● **Task**: Every entry needs to be reproduced exactly.

(Dataset records)
**********

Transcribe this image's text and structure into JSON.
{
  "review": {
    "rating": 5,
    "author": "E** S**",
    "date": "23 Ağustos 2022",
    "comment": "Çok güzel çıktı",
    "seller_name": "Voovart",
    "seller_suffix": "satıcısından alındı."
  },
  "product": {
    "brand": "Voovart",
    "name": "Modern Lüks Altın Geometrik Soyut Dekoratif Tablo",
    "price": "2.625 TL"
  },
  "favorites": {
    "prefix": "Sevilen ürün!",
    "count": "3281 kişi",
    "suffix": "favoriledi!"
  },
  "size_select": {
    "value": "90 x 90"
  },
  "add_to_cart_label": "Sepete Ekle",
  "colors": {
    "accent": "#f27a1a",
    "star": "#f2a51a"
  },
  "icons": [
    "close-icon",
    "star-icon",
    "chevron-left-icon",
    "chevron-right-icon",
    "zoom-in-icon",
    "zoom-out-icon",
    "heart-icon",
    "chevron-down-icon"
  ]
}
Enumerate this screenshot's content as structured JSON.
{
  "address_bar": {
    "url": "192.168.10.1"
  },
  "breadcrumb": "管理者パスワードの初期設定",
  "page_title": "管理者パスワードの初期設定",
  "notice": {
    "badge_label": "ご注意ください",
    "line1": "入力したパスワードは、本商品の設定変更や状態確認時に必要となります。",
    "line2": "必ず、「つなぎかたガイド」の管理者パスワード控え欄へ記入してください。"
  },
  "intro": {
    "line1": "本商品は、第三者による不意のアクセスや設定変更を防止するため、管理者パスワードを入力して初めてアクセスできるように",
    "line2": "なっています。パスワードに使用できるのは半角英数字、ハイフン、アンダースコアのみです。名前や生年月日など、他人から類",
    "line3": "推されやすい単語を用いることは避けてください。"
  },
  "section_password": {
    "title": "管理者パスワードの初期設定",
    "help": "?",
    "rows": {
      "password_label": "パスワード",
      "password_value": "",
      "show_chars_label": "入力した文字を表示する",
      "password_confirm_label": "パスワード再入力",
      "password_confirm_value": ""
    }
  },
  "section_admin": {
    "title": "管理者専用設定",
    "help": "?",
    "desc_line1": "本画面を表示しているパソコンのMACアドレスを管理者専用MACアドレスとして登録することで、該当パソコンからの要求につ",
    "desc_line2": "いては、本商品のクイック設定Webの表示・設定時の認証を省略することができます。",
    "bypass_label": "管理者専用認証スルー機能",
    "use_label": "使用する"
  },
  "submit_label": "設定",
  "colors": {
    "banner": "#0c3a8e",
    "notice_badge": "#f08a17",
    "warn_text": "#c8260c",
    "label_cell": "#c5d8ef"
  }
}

**********

● **Full response**:
Transcribe this image's text and structure into JSON.
{
  "review": {
    "rating": 5,
    "author": "E** S**",
    "date": "23 Ağustos 2022",
    "comment": "Çok güzel çıktı",
    "seller_name": "Voovart",
    "seller_suffix": "satıcısından alındı."
  },
  "product": {
    "brand": "Voovart",
    "name": "Modern Lüks Altın Geometrik Soyut Dekoratif Tablo",
    "price": "2.625 TL"
  },
  "favorites": {
    "prefix": "Sevilen ürün!",
    "count": "3281 kişi",
    "suffix": "favoriledi!"
  },
  "size_select": {
    "value": "90 x 90"
  },
  "add_to_cart_label": "Sepete Ekle",
  "colors": {
    "accent": "#f27a1a",
    "star": "#f2a51a"
  },
  "icons": [
    "close-icon",
    "star-icon",
    "chevron-left-icon",
    "chevron-right-icon",
    "zoom-in-icon",
    "zoom-out-icon",
    "heart-icon",
    "chevron-down-icon"
  ]
}
Enumerate this screenshot's content as structured JSON.
{
  "address_bar": {
    "url": "192.168.10.1"
  },
  "breadcrumb": "管理者パスワードの初期設定",
  "page_title": "管理者パスワードの初期設定",
  "notice": {
    "badge_label": "ご注意ください",
    "line1": "入力したパスワードは、本商品の設定変更や状態確認時に必要となります。",
    "line2": "必ず、「つなぎかたガイド」の管理者パスワード控え欄へ記入してください。"
  },
  "intro": {
    "line1": "本商品は、第三者による不意のアクセスや設定変更を防止するため、管理者パスワードを入力して初めてアクセスできるように",
    "line2": "なっています。パスワードに使用できるのは半角英数字、ハイフン、アンダースコアのみです。名前や生年月日など、他人から類",
    "line3": "推されやすい単語を用いることは避けてください。"
  },
  "section_password": {
    "title": "管理者パスワードの初期設定",
    "help": "?",
    "rows": {
      "password_label": "パスワード",
      "password_value": "",
      "show_chars_label": "入力した文字を表示する",
      "password_confirm_label": "パスワード再入力",
      "password_confirm_value": ""
    }
  },
  "section_admin": {
    "title": "管理者専用設定",
    "help": "?",
    "desc_line1": "本画面を表示しているパソコンのMACアドレスを管理者専用MACアドレスとして登録することで、該当パソコンからの要求につ",
    "desc_line2": "いては、本商品のクイック設定Webの表示・設定時の認証を省略することができます。",
    "bypass_label": "管理者専用認証スルー機能",
    "use_label": "使用する"
  },
  "submit_label": "設定",
  "colors": {
    "banner": "#0c3a8e",
    "notice_badge": "#f08a17",
    "warn_text": "#c8260c",
    "label_cell": "#c5d8ef"
  }
}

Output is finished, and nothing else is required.